First, let's import the necessary functions from the module:

In [1]:
from openfe_benchmarks.data import (
    get_benchmark_system,
    list_benchmark_sets,
    list_systems,
    get_benchmark_set_systems,
    PARTIAL_CHARGE_TYPES,
)

## Discovering Available Benchmark Sets

The module automatically discovers all available benchmark sets in the directory structure. Let's see what's available:

In [2]:
# List all available benchmark sets
benchmark_sets = list_benchmark_sets()
print(f"Available benchmark sets ({len(benchmark_sets)}):")
for bset in benchmark_sets:
    print(f"  - {bset}")

Available benchmark sets (8):
  - industry_benchmark_systems.charge_annihilation_set
  - industry_benchmark_systems.fragments
  - industry_benchmark_systems.jacs_set
  - industry_benchmark_systems.janssen_bace
  - industry_benchmark_systems.mcs_docking_set
  - industry_benchmark_systems.merck
  - industry_benchmark_systems.miscellaneous_set
  - industry_benchmark_systems.water_set


## Exploring Systems in a Benchmark Set

Each benchmark set contains multiple systems. Let's explore what's available in the `industry_benchmark_systems.jacs_set`:

In [3]:
# List systems in the industry_benchmark_systems.jacs_set
jacs_systems = list_systems('industry_benchmark_systems.jacs_set')

— DATA PROVIDED —
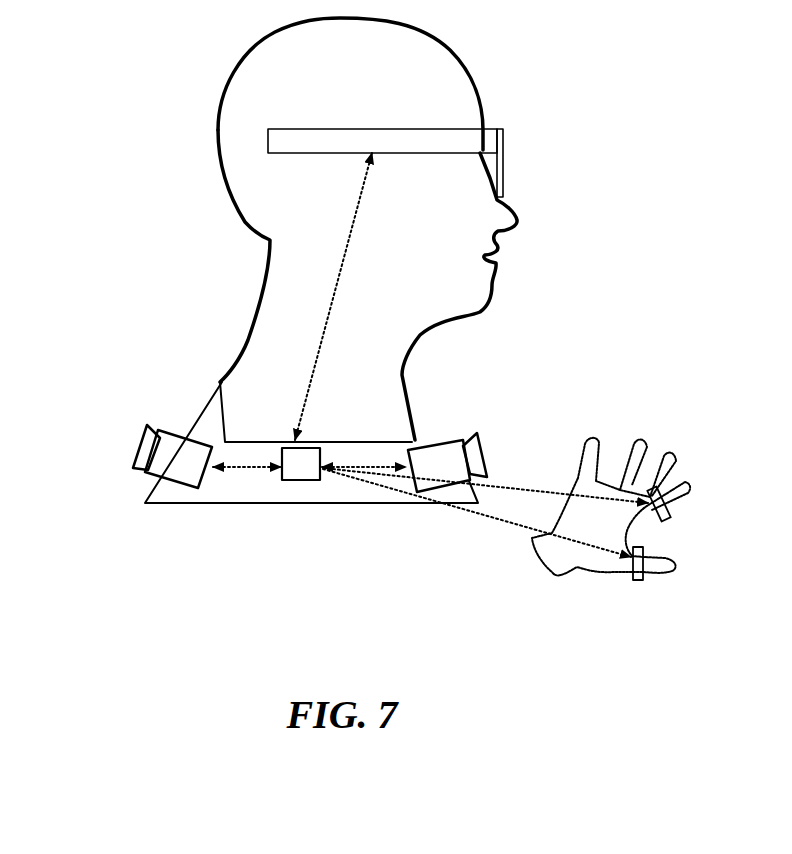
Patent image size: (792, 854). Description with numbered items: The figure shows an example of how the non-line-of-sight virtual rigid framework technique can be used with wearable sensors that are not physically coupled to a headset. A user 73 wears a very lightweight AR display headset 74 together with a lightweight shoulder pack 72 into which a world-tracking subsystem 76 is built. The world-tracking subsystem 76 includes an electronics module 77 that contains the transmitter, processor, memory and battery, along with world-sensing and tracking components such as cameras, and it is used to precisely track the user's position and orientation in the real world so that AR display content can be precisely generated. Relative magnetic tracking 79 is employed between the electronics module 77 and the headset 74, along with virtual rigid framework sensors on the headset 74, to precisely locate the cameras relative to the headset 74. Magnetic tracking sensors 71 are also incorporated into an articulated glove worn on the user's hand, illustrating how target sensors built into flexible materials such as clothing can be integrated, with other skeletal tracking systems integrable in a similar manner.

The magnetic tracking sensors 71 is at (672, 510).
The shoulder pack 72 is at (207, 412).
The user 73 is at (220, 112).
The AR display headset 74 is at (505, 155).
The world-tracking subsystem 76 is at (407, 472).
The electronics module 77 is at (315, 448).
The relative magnetic tracking 79 is at (362, 208).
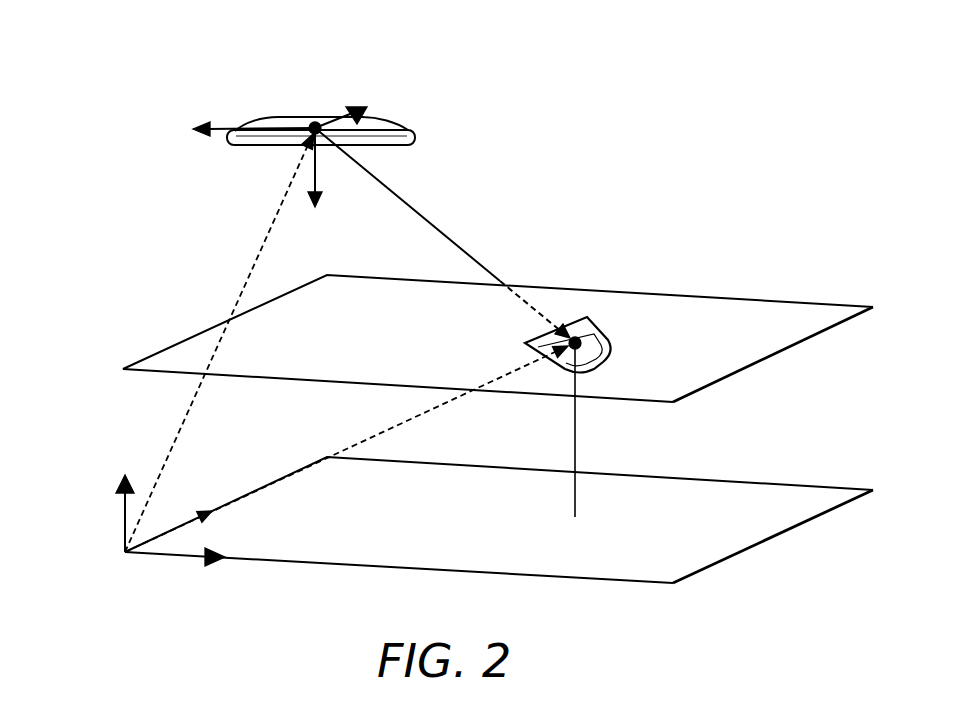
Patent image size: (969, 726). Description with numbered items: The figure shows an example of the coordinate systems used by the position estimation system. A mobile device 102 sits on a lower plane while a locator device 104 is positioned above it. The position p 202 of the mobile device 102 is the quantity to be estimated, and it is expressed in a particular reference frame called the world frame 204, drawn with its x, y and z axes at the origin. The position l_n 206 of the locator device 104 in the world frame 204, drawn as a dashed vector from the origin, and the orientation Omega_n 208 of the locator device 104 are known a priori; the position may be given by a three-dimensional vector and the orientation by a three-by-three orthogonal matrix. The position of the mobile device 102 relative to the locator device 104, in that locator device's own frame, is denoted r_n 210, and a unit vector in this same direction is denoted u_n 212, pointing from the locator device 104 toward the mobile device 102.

The mobile device 102 is at (597, 362).
The locator device 104 is at (247, 147).
The position p of the mobile device 202 is at (387, 430).
The world frame 204 is at (105, 580).
The position l_n of the locator device 206 is at (210, 268).
The orientation Omega_n of the locator device 208 is at (331, 75).
The relative position r_n 210 is at (530, 245).
The unit vector u_n 212 is at (425, 162).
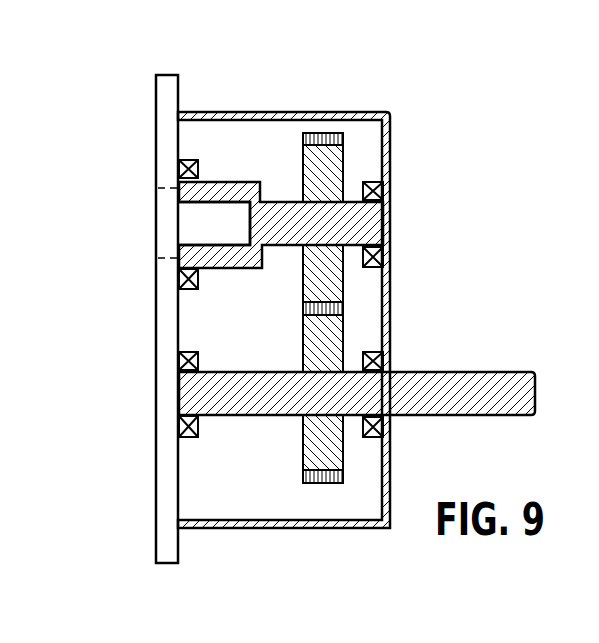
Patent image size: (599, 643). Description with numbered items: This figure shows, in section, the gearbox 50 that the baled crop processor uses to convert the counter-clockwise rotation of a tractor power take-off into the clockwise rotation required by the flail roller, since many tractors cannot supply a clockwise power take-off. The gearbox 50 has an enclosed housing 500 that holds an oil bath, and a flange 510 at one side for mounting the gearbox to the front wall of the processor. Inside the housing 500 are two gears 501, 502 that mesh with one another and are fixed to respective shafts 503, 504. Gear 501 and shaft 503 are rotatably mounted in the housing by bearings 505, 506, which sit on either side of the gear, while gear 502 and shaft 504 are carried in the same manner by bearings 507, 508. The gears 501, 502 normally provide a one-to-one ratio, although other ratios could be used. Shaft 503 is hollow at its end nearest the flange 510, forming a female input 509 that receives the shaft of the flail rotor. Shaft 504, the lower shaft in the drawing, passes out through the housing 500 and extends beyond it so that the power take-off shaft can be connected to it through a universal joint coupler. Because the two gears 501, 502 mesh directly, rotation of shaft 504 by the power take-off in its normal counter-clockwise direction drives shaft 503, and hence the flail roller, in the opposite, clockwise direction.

The gearbox 50 is at (384, 80).
The enclosed housing 500 is at (393, 167).
The gear 501 is at (345, 168).
The gear 502 is at (343, 333).
The shaft 503 is at (285, 202).
The shaft 504 is at (250, 415).
The bearing 505 is at (188, 160).
The bearing 506 is at (383, 197).
The bearing 507 is at (188, 352).
The bearing 508 is at (373, 352).
The female input 509 is at (187, 230).
The flange 510 is at (162, 543).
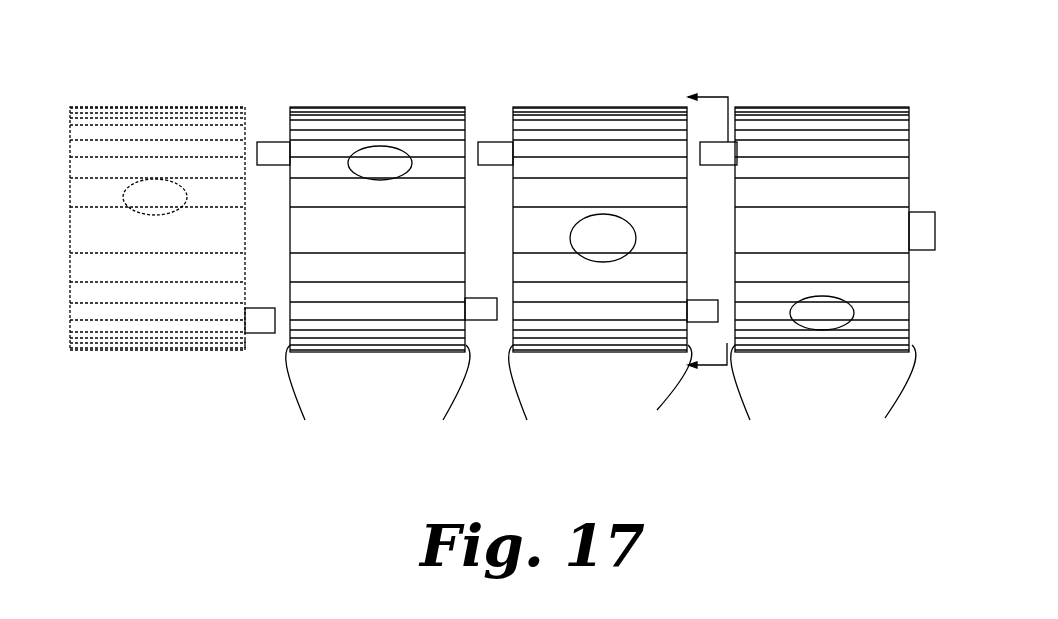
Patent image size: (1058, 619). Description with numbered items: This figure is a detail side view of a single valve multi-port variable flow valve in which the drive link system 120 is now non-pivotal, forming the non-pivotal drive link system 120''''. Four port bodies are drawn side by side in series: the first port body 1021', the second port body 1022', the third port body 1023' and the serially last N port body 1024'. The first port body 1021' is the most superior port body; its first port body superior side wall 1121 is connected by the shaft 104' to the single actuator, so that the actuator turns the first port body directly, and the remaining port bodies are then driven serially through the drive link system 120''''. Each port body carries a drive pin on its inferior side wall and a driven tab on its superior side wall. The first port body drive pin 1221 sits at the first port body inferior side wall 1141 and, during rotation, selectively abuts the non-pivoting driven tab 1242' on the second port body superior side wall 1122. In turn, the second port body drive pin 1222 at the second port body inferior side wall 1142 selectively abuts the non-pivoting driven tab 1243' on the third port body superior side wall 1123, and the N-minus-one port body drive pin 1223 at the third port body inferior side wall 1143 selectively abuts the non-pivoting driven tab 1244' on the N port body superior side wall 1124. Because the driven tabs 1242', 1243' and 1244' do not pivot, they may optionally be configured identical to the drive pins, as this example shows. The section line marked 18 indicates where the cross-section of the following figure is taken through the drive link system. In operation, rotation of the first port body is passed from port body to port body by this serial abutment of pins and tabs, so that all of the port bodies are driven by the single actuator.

The drive link system 120 is at (502, 229).
The N port body 1024' is at (166, 183).
The third port body 1023' is at (379, 186).
The second port body 1022' is at (600, 180).
The first port body 1021' is at (822, 182).
The non-pivotal drive link system 120'''' is at (502, 92).
The N−1 port body drive pin 1223 is at (262, 142).
The second port body drive pin 1222 is at (483, 142).
The first port body drive pin 1221 is at (705, 142).
The non-pivoting driven tab 1244' is at (270, 371).
The non-pivoting driven tab 1243' is at (491, 366).
The non-pivoting driven tab 1242' is at (771, 272).
The shaft 104' is at (912, 157).
The N port body superior side wall 1124 is at (252, 350).
The third port body inferior side wall 1143 is at (317, 398).
The third port body superior side wall 1123 is at (438, 395).
The second port body inferior side wall 1142 is at (541, 396).
The second port body superior side wall 1122 is at (652, 393).
The first port body inferior side wall 1141 is at (762, 397).
The first port body superior side wall 1121 is at (886, 397).
The section line 18- 18 is at (705, 233).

— EXERCISE OBJECTIVE —
In the benchmark notebook text, why does calling list_benchmark_sets() produce a list of sets without any set names being supplied? Answer in one to three sentences.

— SOLUTION —
The module automatically discovers every available benchmark set in the directory structure, so list_benchmark_sets() returns whatever it found there. In this case it found eight sets.